>> Start
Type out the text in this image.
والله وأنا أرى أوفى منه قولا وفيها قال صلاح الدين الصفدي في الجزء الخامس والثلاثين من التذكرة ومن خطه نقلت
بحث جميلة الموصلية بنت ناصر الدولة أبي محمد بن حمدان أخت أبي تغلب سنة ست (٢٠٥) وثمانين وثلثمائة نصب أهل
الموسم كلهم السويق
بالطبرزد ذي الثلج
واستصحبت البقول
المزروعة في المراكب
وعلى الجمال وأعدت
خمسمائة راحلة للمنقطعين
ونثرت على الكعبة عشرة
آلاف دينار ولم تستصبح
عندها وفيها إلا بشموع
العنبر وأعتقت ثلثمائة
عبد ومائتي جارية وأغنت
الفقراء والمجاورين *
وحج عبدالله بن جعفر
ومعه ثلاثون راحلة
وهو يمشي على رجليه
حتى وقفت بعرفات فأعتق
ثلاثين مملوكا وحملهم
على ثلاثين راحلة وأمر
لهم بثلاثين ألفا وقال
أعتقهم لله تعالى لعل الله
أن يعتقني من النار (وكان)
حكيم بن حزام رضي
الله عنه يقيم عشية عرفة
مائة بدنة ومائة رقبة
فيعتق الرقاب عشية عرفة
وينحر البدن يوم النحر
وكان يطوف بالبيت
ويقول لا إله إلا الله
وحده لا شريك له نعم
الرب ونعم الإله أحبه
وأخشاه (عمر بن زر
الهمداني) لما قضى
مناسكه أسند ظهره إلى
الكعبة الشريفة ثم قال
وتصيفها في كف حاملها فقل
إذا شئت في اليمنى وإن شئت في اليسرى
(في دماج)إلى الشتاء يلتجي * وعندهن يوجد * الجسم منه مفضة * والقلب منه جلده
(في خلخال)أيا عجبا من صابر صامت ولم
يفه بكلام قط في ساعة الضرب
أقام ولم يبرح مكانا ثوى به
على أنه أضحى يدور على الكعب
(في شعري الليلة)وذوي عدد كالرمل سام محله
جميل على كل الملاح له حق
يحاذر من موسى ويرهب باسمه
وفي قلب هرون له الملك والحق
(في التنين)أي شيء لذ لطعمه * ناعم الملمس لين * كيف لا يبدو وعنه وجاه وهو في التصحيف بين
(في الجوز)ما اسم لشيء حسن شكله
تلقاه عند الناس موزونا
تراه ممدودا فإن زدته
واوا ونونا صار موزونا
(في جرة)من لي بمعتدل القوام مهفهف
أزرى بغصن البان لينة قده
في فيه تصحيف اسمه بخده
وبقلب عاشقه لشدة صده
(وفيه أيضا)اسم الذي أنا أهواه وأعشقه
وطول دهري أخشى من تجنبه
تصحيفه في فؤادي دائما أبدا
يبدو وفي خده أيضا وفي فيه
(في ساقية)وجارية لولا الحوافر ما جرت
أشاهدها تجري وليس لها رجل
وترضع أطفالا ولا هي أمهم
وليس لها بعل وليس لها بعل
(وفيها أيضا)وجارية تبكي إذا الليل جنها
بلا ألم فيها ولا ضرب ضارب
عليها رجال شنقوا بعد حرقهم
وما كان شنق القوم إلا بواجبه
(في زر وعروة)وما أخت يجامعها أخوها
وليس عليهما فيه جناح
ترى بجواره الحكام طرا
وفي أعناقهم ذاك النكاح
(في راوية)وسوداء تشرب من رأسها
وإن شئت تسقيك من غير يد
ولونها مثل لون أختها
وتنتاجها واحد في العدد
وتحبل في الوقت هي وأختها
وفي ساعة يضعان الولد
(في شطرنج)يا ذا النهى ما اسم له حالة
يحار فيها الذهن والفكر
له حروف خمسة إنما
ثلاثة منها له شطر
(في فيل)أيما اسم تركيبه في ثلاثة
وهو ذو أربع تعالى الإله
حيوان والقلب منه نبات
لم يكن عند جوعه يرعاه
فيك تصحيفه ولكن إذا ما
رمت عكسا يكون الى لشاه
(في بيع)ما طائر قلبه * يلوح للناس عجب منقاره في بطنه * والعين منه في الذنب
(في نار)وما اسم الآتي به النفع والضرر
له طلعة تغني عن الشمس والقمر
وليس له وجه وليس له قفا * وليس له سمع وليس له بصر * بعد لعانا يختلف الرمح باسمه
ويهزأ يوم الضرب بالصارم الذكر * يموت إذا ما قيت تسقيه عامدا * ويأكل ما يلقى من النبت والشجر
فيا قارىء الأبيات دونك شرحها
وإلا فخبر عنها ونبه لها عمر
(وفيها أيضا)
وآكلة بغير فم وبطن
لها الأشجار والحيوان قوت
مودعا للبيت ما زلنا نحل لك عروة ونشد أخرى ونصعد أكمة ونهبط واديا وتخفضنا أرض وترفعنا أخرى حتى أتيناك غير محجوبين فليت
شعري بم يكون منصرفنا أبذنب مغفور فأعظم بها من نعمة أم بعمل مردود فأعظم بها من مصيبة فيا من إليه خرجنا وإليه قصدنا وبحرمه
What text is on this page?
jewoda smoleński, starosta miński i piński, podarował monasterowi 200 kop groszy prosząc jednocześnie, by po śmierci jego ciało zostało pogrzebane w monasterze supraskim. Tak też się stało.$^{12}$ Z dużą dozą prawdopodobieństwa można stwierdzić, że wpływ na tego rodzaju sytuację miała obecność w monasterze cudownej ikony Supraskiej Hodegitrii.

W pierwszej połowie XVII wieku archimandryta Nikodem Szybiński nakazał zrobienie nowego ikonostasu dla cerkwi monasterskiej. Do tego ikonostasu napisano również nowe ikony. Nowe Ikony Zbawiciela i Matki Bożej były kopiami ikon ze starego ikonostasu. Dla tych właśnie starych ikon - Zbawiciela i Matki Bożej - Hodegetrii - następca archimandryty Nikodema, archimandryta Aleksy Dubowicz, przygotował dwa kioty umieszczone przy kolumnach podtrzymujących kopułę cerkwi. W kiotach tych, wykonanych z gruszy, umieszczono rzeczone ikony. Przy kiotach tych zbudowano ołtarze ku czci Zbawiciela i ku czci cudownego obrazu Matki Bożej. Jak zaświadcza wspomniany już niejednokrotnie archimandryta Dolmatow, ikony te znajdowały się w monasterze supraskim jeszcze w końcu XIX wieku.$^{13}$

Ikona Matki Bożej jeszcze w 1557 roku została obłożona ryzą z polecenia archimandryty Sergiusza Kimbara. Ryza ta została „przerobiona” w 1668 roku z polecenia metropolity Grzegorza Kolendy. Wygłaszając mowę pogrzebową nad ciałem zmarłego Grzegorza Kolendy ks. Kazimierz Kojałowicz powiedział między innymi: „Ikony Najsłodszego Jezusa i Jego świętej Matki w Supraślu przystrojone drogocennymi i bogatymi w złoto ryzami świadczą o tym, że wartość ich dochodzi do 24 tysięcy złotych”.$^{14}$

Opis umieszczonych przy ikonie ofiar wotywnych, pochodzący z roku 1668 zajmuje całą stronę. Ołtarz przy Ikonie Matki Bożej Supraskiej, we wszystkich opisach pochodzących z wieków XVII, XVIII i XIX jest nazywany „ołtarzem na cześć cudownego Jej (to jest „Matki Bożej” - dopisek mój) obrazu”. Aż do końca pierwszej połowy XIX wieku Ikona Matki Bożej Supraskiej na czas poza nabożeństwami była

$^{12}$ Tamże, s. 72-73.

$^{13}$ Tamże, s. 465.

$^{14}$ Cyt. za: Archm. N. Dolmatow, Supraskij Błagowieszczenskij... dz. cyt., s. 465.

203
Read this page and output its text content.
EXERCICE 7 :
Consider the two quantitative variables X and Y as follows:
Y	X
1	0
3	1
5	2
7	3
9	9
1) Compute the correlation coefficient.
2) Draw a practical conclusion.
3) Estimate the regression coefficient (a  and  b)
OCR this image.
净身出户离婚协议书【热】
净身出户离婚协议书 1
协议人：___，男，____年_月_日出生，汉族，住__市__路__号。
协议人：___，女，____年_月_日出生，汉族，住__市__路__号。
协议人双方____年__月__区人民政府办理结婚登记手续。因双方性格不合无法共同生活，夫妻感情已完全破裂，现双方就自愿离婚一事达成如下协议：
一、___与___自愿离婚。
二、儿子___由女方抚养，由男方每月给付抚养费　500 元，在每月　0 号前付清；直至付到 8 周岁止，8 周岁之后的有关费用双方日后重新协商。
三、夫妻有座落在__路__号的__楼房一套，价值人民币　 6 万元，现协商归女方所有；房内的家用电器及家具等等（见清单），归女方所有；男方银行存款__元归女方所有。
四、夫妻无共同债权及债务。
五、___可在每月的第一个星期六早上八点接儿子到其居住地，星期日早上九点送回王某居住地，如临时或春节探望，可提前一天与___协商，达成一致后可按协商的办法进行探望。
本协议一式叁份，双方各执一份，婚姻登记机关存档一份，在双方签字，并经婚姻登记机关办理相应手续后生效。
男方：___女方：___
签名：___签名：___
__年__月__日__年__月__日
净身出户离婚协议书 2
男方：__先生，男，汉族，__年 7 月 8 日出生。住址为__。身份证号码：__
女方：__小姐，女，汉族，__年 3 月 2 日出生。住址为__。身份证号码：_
>> End
Goal: Transcribe exactly, and only, the lines from the one bearing "OCR this image." through the last line of the entries, counting both.

Task solution:
OCR this image.
净身出户离婚协议书【热】
净身出户离婚协议书 1
协议人：___，男，____年_月_日出生，汉族，住__市__路__号。
协议人：___，女，____年_月_日出生，汉族，住__市__路__号。
协议人双方____年__月__区人民政府办理结婚登记手续。因双方性格不合无法共同生活，夫妻感情已完全破裂，现双方就自愿离婚一事达成如下协议：
一、___与___自愿离婚。
二、儿子___由女方抚养，由男方每月给付抚养费　500 元，在每月　0 号前付清；直至付到 8 周岁止，8 周岁之后的有关费用双方日后重新协商。
三、夫妻有座落在__路__号的__楼房一套，价值人民币　 6 万元，现协商归女方所有；房内的家用电器及家具等等（见清单），归女方所有；男方银行存款__元归女方所有。
四、夫妻无共同债权及债务。
五、___可在每月的第一个星期六早上八点接儿子到其居住地，星期日早上九点送回王某居住地，如临时或春节探望，可提前一天与___协商，达成一致后可按协商的办法进行探望。
本协议一式叁份，双方各执一份，婚姻登记机关存档一份，在双方签字，并经婚姻登记机关办理相应手续后生效。
男方：___女方：___
签名：___签名：___
__年__月__日__年__月__日
净身出户离婚协议书 2
男方：__先生，男，汉族，__年 7 月 8 日出生。住址为__。身份证号码：__
女方：__小姐，女，汉族，__年 3 月 2 日出生。住址为__。身份证号码：_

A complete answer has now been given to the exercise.